> **DATA FOR THIS EXERCISE**:

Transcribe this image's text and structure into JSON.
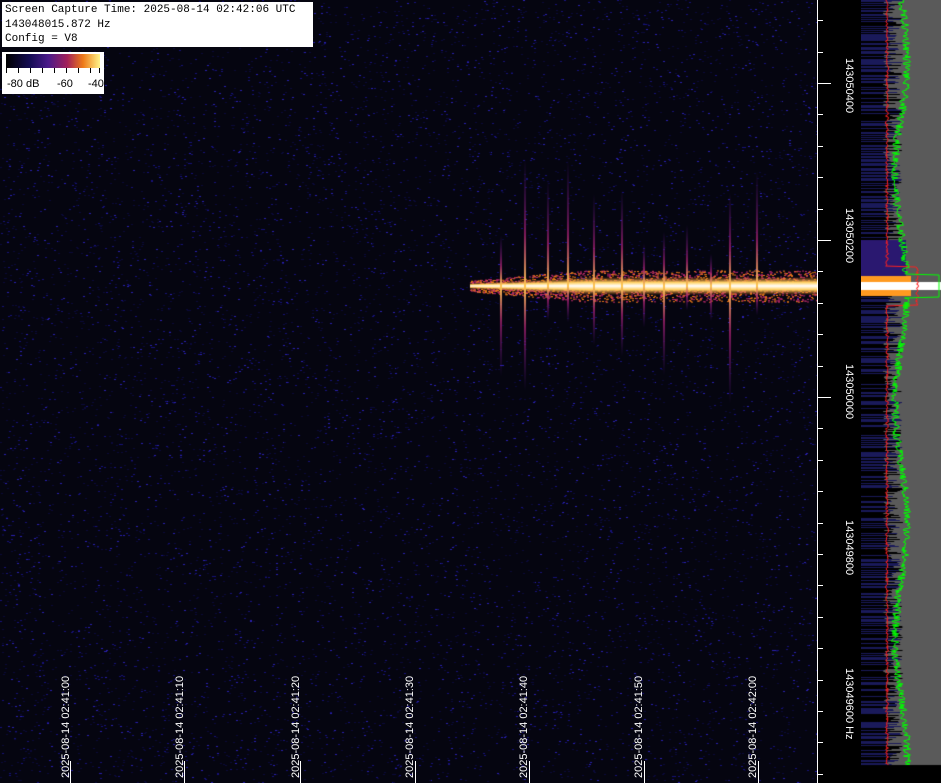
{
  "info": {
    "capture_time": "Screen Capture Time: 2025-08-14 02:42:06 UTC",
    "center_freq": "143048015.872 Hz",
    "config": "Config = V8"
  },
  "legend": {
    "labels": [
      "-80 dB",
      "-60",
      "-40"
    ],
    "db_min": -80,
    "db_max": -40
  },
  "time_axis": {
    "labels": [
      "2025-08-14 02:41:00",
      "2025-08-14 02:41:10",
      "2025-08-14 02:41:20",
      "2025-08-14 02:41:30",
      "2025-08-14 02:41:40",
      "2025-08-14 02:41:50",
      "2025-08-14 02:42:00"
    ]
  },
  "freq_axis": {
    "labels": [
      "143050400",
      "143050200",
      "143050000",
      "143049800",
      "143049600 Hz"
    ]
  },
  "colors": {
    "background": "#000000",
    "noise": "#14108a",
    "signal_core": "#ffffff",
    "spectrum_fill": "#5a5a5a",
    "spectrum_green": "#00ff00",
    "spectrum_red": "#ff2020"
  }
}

> **TASK DETAILS**:
Except for the pictures, give all the material above again verbatim.

> **RESPONSE FOR THIS EXERCISE**:
Transcribe this image's text and structure into JSON.
{
  "info": {
    "capture_time": "Screen Capture Time: 2025-08-14 02:42:06 UTC",
    "center_freq": "143048015.872 Hz",
    "config": "Config = V8"
  },
  "legend": {
    "labels": [
      "-80 dB",
      "-60",
      "-40"
    ],
    "db_min": -80,
    "db_max": -40
  },
  "time_axis": {
    "labels": [
      "2025-08-14 02:41:00",
      "2025-08-14 02:41:10",
      "2025-08-14 02:41:20",
      "2025-08-14 02:41:30",
      "2025-08-14 02:41:40",
      "2025-08-14 02:41:50",
      "2025-08-14 02:42:00"
    ]
  },
  "freq_axis": {
    "labels": [
      "143050400",
      "143050200",
      "143050000",
      "143049800",
      "143049600 Hz"
    ]
  },
  "colors": {
    "background": "#000000",
    "noise": "#14108a",
    "signal_core": "#ffffff",
    "spectrum_fill": "#5a5a5a",
    "spectrum_green": "#00ff00",
    "spectrum_red": "#ff2020"
  }
}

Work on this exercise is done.